Pull out all lines from the listing below in which the word "marker" appears.

____________________

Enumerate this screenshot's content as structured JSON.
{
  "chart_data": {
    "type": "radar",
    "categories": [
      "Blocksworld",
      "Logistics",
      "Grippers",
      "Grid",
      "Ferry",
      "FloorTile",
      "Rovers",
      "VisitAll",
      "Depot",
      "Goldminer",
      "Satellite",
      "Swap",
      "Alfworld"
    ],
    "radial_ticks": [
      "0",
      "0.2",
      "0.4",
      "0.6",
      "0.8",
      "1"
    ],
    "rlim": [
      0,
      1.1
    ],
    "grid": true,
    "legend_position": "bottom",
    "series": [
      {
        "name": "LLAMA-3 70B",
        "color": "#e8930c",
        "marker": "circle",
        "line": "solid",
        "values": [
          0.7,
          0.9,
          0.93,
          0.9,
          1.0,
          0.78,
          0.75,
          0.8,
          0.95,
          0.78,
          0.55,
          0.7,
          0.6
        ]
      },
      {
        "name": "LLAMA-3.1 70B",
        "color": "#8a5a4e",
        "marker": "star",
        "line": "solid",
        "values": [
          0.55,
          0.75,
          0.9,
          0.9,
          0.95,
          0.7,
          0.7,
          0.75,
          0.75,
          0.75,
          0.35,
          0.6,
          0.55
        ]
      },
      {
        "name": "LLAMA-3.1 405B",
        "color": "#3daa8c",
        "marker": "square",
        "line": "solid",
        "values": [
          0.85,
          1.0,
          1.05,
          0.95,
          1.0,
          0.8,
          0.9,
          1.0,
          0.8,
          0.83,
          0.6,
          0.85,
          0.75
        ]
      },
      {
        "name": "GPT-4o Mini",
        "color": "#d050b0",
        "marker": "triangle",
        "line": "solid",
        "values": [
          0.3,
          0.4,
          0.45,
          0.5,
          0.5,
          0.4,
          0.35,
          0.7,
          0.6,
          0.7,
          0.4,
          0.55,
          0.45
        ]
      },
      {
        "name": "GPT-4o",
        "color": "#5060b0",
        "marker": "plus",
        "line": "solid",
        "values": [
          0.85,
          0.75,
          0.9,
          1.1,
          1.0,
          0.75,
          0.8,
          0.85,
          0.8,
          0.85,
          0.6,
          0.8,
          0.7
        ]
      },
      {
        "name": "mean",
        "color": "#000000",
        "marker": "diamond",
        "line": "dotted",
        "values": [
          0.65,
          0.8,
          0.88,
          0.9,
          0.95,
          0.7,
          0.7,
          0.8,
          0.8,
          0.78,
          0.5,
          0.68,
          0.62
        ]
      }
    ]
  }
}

____________________

**Response:**
        "marker": "circle",
        "marker": "star",
        "marker": "square",
        "marker": "triangle",
        "marker": "plus",
        "marker": "diamond",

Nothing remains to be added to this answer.